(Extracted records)

** begin **

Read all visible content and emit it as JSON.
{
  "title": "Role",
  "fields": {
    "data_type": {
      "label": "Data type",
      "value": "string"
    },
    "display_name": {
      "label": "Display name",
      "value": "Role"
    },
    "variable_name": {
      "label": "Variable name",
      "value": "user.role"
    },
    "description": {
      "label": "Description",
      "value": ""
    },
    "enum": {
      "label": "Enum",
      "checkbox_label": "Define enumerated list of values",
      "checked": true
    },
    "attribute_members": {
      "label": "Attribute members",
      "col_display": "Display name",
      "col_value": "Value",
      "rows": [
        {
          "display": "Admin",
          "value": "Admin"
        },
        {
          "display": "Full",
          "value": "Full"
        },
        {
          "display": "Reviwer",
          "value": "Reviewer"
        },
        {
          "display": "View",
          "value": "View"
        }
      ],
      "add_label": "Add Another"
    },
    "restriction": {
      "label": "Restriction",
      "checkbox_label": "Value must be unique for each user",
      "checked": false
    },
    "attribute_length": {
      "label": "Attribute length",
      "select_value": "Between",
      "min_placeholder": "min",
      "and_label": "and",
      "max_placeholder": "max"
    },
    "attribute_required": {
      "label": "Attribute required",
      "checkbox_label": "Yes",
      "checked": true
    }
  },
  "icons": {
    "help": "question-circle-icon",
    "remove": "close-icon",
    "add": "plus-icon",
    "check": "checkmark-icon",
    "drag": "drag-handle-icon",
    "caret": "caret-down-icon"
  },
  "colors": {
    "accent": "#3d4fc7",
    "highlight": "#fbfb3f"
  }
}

** end **

**Your goal**
Copy each record from above exactly, and include every line.

**Final result**
Read all visible content and emit it as JSON.
{
  "title": "Role",
  "fields": {
    "data_type": {
      "label": "Data type",
      "value": "string"
    },
    "display_name": {
      "label": "Display name",
      "value": "Role"
    },
    "variable_name": {
      "label": "Variable name",
      "value": "user.role"
    },
    "description": {
      "label": "Description",
      "value": ""
    },
    "enum": {
      "label": "Enum",
      "checkbox_label": "Define enumerated list of values",
      "checked": true
    },
    "attribute_members": {
      "label": "Attribute members",
      "col_display": "Display name",
      "col_value": "Value",
      "rows": [
        {
          "display": "Admin",
          "value": "Admin"
        },
        {
          "display": "Full",
          "value": "Full"
        },
        {
          "display": "Reviwer",
          "value": "Reviewer"
        },
        {
          "display": "View",
          "value": "View"
        }
      ],
      "add_label": "Add Another"
    },
    "restriction": {
      "label": "Restriction",
      "checkbox_label": "Value must be unique for each user",
      "checked": false
    },
    "attribute_length": {
      "label": "Attribute length",
      "select_value": "Between",
      "min_placeholder": "min",
      "and_label": "and",
      "max_placeholder": "max"
    },
    "attribute_required": {
      "label": "Attribute required",
      "checkbox_label": "Yes",
      "checked": true
    }
  },
  "icons": {
    "help": "question-circle-icon",
    "remove": "close-icon",
    "add": "plus-icon",
    "check": "checkmark-icon",
    "drag": "drag-handle-icon",
    "caret": "caret-down-icon"
  },
  "colors": {
    "accent": "#3d4fc7",
    "highlight": "#fbfb3f"
  }
}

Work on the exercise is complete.